● STATED EXERCISE: Figure out how many lines of the material below contain the word "title". Answer with the number only.

+ + + + + + +

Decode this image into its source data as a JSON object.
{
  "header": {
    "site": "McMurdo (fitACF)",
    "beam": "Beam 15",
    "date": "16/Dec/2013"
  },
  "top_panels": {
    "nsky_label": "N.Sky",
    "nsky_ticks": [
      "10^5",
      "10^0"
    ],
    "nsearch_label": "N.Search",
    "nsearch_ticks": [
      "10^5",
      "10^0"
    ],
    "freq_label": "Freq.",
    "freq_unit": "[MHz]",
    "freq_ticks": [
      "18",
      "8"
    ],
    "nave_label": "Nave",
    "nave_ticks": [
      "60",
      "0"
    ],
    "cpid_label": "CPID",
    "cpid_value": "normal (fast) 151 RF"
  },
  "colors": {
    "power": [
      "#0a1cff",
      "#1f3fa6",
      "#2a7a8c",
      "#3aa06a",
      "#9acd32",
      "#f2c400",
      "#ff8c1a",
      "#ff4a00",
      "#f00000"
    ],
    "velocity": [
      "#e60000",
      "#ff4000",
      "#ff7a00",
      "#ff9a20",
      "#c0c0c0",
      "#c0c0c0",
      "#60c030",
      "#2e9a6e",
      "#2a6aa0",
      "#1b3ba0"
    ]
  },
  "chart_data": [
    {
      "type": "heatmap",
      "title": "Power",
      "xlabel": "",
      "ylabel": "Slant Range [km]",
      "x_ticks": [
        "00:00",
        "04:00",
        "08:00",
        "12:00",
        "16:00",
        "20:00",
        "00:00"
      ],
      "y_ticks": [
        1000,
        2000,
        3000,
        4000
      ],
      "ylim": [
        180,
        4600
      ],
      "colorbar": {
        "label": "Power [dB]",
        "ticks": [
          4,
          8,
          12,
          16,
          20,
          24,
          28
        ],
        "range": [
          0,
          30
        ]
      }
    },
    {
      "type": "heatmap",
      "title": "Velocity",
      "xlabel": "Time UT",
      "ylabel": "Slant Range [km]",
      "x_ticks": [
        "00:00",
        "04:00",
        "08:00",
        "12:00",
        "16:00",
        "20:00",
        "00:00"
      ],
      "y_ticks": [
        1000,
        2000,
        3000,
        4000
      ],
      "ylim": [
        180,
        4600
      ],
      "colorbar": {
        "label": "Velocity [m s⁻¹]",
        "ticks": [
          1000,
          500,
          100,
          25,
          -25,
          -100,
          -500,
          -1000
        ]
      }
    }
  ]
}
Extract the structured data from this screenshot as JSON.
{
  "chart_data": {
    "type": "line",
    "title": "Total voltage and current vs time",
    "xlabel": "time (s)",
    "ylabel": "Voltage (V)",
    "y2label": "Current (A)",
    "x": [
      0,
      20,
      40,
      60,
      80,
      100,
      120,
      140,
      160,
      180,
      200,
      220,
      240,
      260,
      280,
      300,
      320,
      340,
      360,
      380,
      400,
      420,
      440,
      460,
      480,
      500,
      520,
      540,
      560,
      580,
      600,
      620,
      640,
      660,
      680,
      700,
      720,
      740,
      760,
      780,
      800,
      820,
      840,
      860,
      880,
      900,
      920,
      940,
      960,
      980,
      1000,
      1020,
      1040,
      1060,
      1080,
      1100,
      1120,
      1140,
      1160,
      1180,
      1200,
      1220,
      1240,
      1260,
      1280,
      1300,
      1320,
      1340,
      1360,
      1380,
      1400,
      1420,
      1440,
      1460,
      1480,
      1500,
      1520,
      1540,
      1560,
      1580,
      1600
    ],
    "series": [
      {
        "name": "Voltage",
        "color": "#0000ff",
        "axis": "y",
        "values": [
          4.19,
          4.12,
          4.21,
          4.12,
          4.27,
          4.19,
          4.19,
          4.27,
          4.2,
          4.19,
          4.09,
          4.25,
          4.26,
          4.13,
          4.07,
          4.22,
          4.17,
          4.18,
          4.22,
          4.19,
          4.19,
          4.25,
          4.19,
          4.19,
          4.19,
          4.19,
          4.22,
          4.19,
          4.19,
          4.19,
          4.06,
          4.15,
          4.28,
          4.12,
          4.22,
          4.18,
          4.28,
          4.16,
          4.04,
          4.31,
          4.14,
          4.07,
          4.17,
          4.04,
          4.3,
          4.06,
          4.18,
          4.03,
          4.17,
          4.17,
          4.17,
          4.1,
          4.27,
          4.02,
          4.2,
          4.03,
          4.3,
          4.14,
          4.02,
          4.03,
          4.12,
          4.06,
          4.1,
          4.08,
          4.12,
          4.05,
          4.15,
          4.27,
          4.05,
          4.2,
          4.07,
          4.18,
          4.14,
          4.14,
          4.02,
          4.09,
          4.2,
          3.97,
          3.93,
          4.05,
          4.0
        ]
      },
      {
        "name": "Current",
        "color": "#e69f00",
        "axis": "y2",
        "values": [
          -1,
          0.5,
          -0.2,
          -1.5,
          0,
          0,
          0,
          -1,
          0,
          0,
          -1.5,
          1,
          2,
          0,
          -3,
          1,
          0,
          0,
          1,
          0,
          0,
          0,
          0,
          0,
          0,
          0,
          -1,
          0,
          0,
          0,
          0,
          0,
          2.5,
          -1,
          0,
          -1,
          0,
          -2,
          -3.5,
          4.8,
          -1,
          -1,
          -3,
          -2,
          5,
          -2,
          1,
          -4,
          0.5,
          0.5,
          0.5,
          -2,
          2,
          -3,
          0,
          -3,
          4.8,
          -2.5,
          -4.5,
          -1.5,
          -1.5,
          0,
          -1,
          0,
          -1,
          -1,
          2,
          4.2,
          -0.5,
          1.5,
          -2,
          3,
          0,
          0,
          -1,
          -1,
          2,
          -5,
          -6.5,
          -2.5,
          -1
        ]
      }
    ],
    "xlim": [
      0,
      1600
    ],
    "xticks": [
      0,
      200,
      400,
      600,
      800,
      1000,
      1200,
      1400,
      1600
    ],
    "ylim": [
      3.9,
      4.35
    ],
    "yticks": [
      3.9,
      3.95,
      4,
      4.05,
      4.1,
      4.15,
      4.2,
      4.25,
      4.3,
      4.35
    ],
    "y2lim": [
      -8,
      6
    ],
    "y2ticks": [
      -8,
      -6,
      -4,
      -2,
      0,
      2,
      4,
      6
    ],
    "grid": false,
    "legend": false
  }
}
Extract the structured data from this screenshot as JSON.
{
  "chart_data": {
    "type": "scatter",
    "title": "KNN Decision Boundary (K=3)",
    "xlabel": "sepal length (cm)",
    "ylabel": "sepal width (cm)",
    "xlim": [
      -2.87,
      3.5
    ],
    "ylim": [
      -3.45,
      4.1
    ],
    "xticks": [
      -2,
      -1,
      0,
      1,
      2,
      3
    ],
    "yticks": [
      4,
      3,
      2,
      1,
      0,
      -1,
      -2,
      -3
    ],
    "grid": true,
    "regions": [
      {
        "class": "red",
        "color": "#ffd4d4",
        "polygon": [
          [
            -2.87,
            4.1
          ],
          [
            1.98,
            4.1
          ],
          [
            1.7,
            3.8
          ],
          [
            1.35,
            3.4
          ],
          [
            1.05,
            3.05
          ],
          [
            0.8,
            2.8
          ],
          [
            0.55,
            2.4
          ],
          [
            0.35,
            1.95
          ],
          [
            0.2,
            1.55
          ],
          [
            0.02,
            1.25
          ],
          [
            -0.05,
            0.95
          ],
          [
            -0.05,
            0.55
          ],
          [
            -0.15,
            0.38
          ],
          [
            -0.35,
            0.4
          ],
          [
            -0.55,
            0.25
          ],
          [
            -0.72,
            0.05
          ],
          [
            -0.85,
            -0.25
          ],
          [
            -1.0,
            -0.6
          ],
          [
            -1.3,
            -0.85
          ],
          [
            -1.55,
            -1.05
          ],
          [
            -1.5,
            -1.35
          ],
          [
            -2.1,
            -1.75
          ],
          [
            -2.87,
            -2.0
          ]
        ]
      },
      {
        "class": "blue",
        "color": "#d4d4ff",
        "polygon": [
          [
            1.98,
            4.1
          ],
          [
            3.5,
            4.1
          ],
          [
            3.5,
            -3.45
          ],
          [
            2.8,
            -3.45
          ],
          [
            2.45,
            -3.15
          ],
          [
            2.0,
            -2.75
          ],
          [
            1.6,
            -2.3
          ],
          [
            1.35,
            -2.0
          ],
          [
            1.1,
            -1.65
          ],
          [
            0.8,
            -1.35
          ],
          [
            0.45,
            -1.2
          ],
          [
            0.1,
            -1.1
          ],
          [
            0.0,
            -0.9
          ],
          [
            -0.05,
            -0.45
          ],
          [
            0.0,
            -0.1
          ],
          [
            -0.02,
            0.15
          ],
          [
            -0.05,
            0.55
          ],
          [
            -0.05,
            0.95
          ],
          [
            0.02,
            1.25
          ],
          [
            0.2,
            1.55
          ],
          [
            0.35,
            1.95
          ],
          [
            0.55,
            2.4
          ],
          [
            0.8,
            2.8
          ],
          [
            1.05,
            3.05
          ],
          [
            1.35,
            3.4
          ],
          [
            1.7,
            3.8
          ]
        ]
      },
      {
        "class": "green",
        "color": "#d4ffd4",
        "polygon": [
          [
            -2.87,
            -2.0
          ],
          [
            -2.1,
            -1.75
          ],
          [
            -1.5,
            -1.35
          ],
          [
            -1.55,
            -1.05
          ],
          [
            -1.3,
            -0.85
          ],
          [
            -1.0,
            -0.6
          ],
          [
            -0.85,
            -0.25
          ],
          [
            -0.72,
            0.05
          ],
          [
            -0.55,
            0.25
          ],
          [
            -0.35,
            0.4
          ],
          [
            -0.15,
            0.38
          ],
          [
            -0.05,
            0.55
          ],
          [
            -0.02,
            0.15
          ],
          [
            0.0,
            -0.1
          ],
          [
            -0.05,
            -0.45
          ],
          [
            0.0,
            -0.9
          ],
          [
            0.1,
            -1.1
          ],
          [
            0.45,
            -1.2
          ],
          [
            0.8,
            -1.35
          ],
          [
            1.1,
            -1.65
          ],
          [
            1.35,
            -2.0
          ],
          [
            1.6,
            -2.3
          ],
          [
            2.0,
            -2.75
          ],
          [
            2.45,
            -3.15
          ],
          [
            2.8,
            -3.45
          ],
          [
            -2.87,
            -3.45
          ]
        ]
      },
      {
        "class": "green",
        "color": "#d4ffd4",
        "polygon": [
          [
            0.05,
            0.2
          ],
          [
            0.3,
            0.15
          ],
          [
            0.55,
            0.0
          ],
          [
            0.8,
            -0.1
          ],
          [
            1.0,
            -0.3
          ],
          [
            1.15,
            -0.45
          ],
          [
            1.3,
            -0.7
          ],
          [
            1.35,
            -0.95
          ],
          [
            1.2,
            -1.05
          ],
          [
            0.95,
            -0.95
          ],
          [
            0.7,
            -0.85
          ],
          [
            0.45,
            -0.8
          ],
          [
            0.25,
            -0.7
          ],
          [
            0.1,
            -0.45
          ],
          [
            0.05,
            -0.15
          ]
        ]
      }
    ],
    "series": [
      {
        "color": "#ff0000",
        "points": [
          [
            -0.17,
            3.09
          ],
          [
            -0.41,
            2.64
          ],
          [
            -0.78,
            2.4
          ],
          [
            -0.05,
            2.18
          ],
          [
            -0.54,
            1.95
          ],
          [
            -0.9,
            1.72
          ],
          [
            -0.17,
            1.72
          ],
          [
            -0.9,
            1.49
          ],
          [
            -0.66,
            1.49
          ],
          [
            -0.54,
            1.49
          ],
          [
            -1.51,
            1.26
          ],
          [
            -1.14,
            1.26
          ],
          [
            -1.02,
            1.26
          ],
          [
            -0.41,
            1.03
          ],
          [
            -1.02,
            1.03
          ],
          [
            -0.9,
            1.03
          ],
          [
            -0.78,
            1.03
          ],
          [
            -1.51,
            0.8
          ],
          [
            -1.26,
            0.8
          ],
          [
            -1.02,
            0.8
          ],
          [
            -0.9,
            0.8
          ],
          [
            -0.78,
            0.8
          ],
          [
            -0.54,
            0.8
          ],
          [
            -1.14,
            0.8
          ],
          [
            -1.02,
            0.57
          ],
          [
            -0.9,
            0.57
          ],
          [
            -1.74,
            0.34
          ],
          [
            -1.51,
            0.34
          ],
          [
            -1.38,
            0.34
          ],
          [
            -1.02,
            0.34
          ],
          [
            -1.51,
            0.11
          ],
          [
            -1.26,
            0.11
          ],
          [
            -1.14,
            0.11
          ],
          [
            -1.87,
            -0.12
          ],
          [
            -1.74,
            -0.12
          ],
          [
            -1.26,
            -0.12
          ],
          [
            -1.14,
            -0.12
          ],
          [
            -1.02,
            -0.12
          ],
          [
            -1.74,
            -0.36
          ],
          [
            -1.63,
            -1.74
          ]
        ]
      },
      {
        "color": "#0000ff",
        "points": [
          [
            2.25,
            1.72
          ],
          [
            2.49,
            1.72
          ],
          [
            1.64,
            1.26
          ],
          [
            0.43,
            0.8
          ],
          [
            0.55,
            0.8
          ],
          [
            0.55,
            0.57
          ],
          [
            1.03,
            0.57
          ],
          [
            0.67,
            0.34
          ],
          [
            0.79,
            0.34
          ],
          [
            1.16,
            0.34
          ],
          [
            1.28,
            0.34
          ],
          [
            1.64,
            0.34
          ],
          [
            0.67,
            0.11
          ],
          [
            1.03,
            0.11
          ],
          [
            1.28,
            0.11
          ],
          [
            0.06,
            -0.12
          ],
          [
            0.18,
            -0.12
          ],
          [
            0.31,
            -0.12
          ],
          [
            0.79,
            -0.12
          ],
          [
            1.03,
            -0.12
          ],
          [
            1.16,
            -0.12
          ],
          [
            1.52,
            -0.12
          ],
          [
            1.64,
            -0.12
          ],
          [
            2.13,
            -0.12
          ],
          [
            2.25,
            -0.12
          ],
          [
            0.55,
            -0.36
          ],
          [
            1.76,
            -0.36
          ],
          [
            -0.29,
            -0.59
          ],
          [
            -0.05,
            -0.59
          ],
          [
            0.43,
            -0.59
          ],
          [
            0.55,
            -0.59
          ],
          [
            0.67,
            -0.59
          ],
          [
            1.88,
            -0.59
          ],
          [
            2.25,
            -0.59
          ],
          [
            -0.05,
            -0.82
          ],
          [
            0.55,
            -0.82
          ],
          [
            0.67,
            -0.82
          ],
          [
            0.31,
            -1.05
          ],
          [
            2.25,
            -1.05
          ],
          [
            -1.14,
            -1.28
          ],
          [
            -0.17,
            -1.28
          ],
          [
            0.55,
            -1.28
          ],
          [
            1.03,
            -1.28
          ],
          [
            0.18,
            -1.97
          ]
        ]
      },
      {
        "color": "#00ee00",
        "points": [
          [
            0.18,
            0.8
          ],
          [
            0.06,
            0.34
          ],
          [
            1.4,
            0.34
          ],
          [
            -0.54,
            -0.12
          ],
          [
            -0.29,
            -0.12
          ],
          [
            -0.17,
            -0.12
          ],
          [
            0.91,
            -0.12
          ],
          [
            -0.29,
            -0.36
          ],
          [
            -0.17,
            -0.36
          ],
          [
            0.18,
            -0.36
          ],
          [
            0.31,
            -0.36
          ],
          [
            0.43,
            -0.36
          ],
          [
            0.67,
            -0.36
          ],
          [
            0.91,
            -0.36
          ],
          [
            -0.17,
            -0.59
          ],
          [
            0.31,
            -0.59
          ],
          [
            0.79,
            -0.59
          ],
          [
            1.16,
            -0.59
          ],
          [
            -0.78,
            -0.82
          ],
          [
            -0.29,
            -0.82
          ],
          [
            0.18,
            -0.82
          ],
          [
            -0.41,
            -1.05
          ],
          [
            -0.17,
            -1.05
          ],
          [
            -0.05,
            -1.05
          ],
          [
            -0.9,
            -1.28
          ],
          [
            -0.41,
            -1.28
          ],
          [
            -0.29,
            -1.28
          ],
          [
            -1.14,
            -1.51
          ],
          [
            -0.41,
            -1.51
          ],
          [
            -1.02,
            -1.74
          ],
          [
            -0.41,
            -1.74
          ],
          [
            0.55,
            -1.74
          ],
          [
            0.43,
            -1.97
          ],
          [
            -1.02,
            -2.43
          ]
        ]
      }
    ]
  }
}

+ + + + + + +

● REPLY TO THE EXERCISE: 4